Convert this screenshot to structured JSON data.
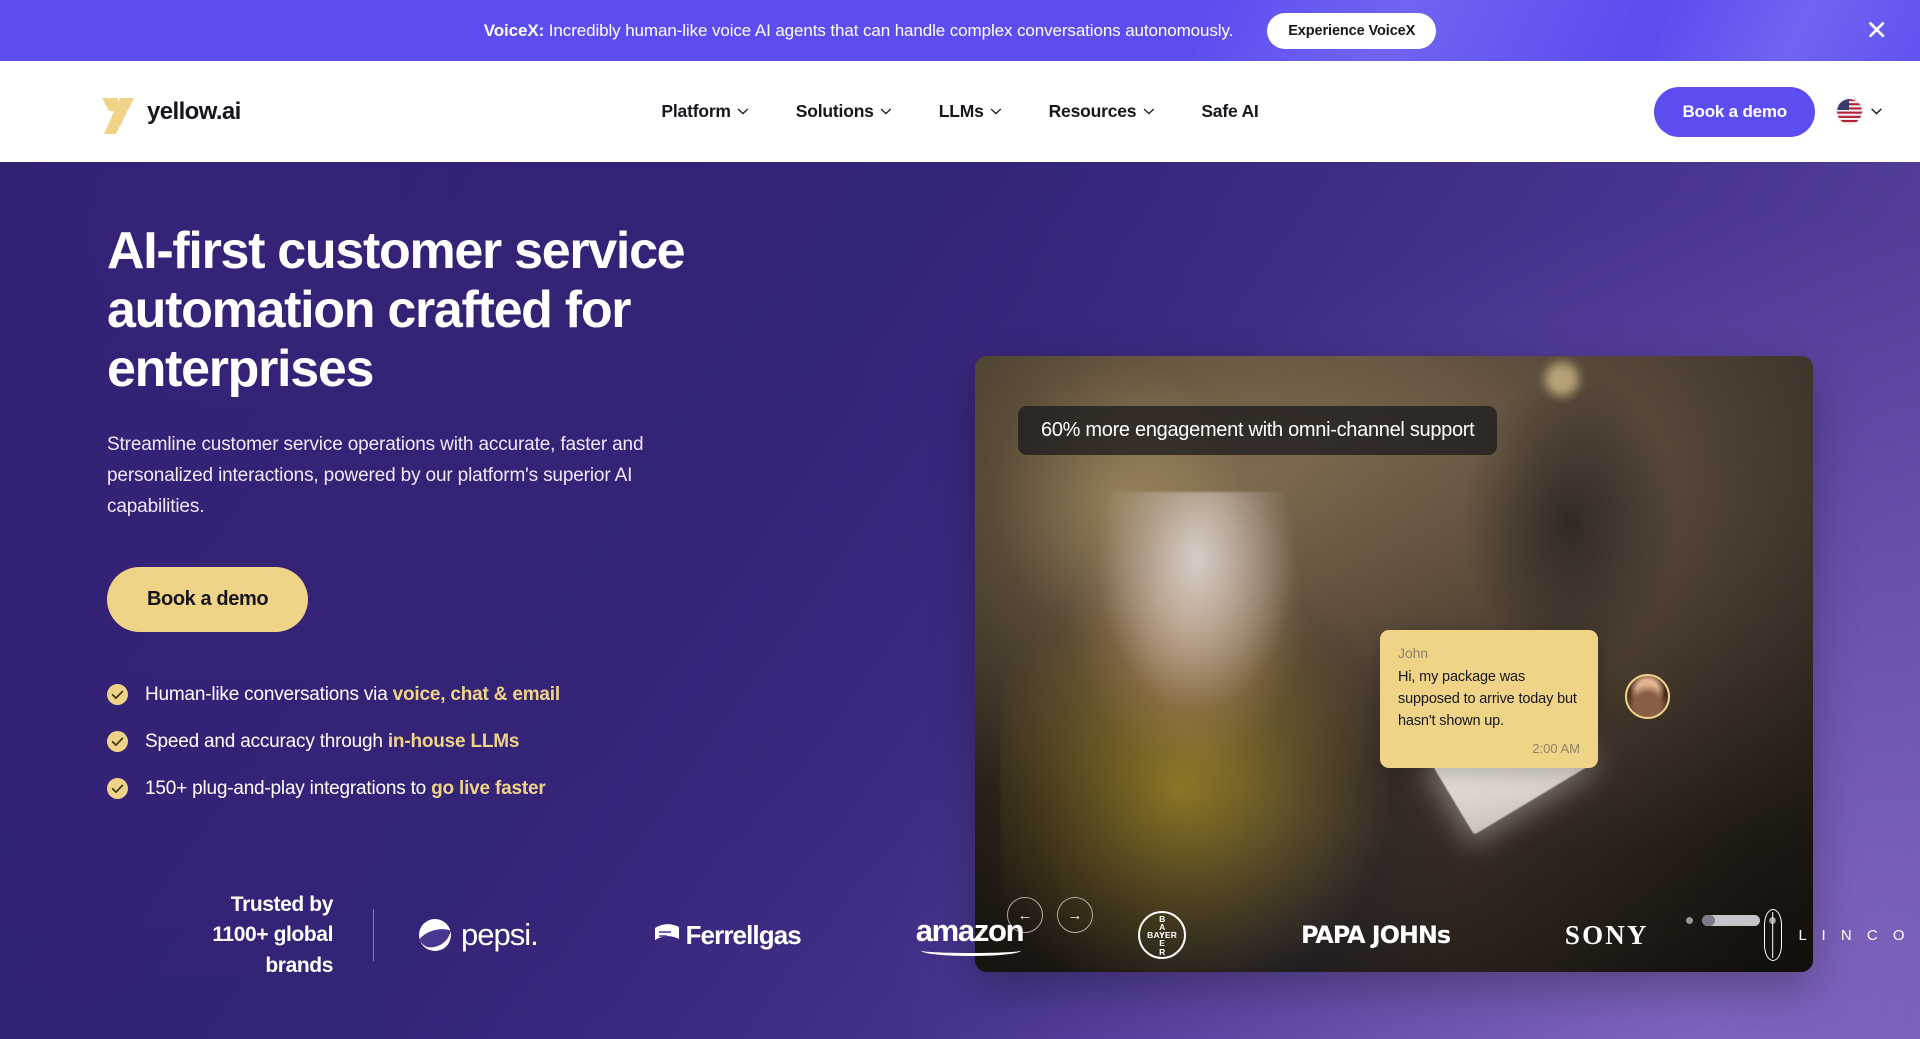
{
  "banner": {
    "brand": "VoiceX:",
    "message": " Incredibly human-like voice AI agents that can handle complex conversations autonomously.",
    "cta": "Experience VoiceX",
    "close_icon": "close-icon"
  },
  "nav": {
    "logo_text": "yellow.ai",
    "items": [
      {
        "label": "Platform",
        "has_dropdown": true
      },
      {
        "label": "Solutions",
        "has_dropdown": true
      },
      {
        "label": "LLMs",
        "has_dropdown": true
      },
      {
        "label": "Resources",
        "has_dropdown": true
      },
      {
        "label": "Safe AI",
        "has_dropdown": false
      }
    ],
    "demo_button": "Book a demo",
    "language_flag": "us-flag-icon"
  },
  "hero": {
    "title": "AI-first customer service automation crafted for enterprises",
    "subtitle": "Streamline customer service operations with accurate, faster and personalized interactions, powered by our platform's superior AI capabilities.",
    "cta": "Book a demo",
    "bullets": [
      {
        "text": "Human-like conversations via ",
        "highlight": "voice, chat & email"
      },
      {
        "text": "Speed and accuracy through ",
        "highlight": "in-house LLMs"
      },
      {
        "text": "150+ plug-and-play integrations to ",
        "highlight": "go live faster"
      }
    ]
  },
  "media": {
    "kpi": "60% more engagement with omni-channel support",
    "chat": {
      "name": "John",
      "message": "Hi, my package was supposed to arrive today but hasn't shown up.",
      "time": "2:00 AM"
    },
    "prev_arrow": "←",
    "next_arrow": "→",
    "slide_count": 3,
    "active_slide": 2
  },
  "trusted": {
    "label_line1": "Trusted by",
    "label_line2": "1100+ global brands",
    "brands": [
      {
        "name": "pepsi",
        "display": "pepsi."
      },
      {
        "name": "Ferrellgas",
        "display": "Ferrellgas"
      },
      {
        "name": "amazon",
        "display": "amazon"
      },
      {
        "name": "Bayer",
        "display": "BAYER"
      },
      {
        "name": "Papa Johns",
        "display": "PAPA JOHNs"
      },
      {
        "name": "Sony",
        "display": "SONY"
      },
      {
        "name": "Lincoln",
        "display": "L I N C O"
      }
    ]
  },
  "colors": {
    "banner_purple": "#5b4df0",
    "brand_yellow": "#efd488",
    "hero_purple_dark": "#2e1f6e",
    "hero_purple_light": "#6a53ad",
    "text_dark": "#17161c"
  }
}
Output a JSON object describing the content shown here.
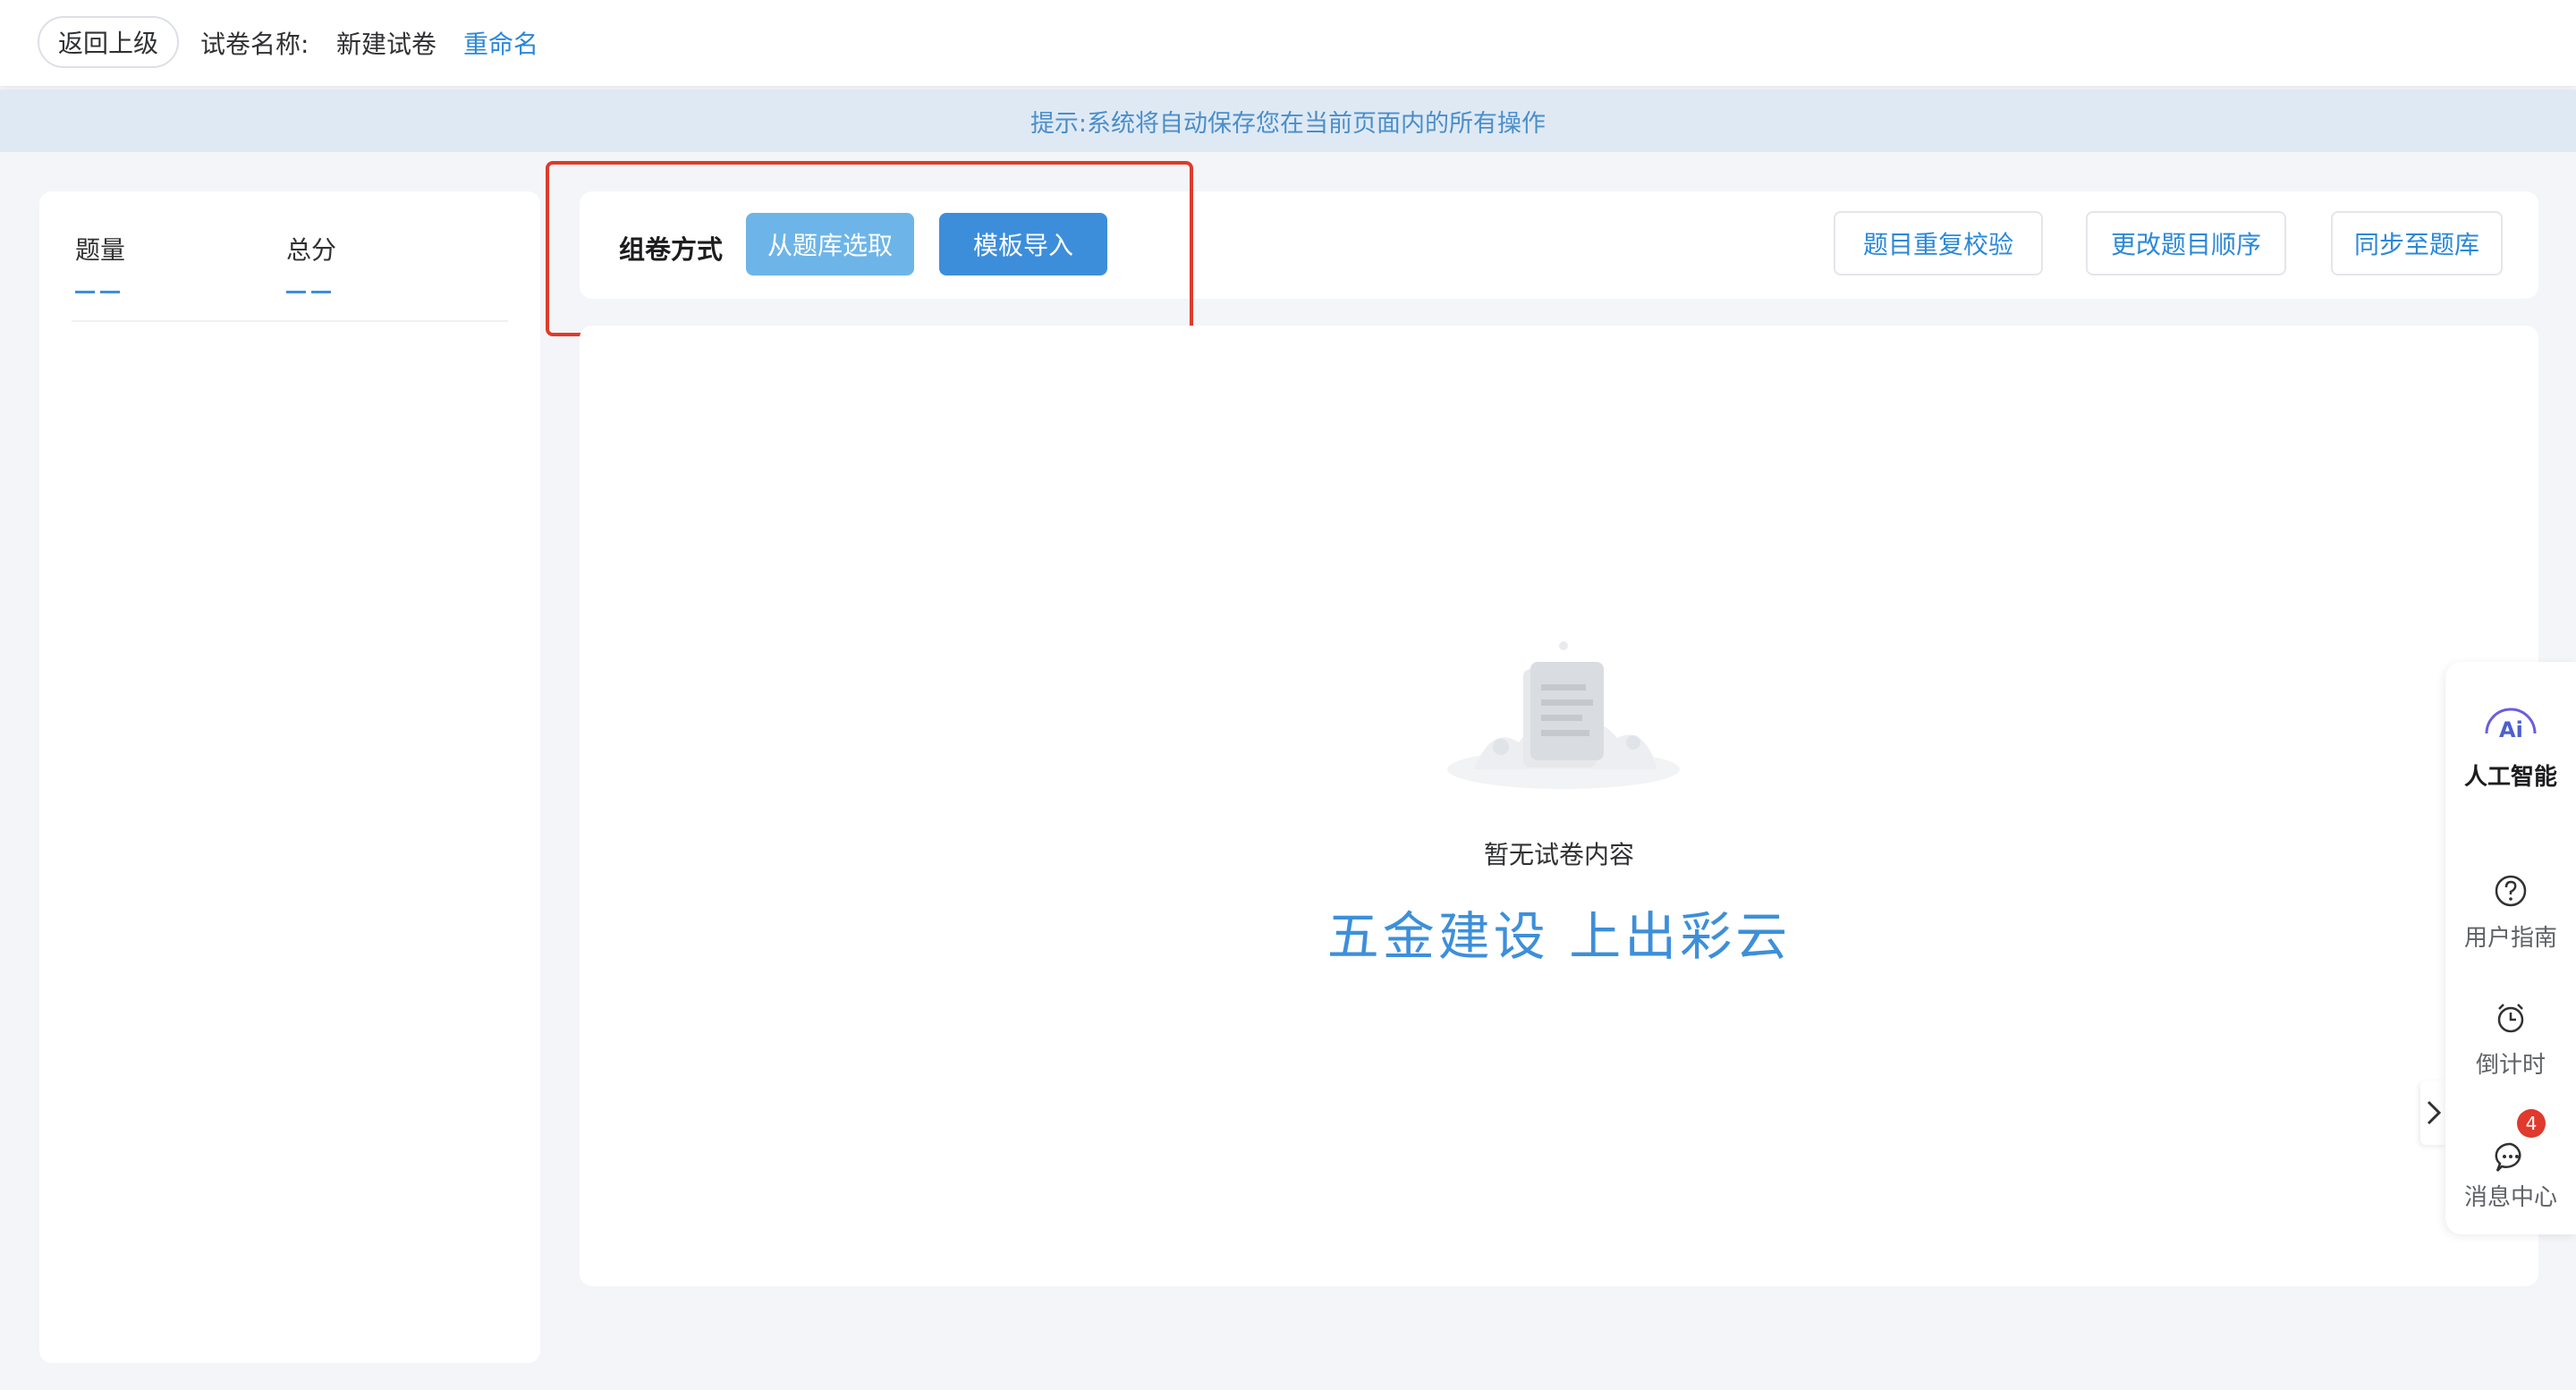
{
  "header": {
    "back_label": "返回上级",
    "paper_name_label": "试卷名称:",
    "paper_name": "新建试卷",
    "rename_label": "重命名"
  },
  "notice": {
    "text": "提示:系统将自动保存您在当前页面内的所有操作"
  },
  "stats": {
    "count_label": "题量",
    "score_label": "总分"
  },
  "toolbar": {
    "mode_label": "组卷方式",
    "from_bank_label": "从题库选取",
    "template_import_label": "模板导入",
    "dup_check_label": "题目重复校验",
    "reorder_label": "更改题目顺序",
    "sync_label": "同步至题库"
  },
  "content": {
    "empty_text": "暂无试卷内容",
    "slogan": "五金建设 上出彩云"
  },
  "side_rail": {
    "ai_label": "人工智能",
    "guide_label": "用户指南",
    "countdown_label": "倒计时",
    "messages_label": "消息中心",
    "messages_badge": "4"
  },
  "colors": {
    "accent": "#3d8fd9",
    "highlight": "#e03a2b",
    "badge": "#e0392d"
  }
}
◆ ◆ ◆
**Problem:**
Identify each line in the entries with the word "highlight" and copy it.

**Response below:**
        "highlight": "voice, chat & email"
        "highlight": "in-house LLMs"
        "highlight": "go live faster"
    "highlight": "#e03a2b",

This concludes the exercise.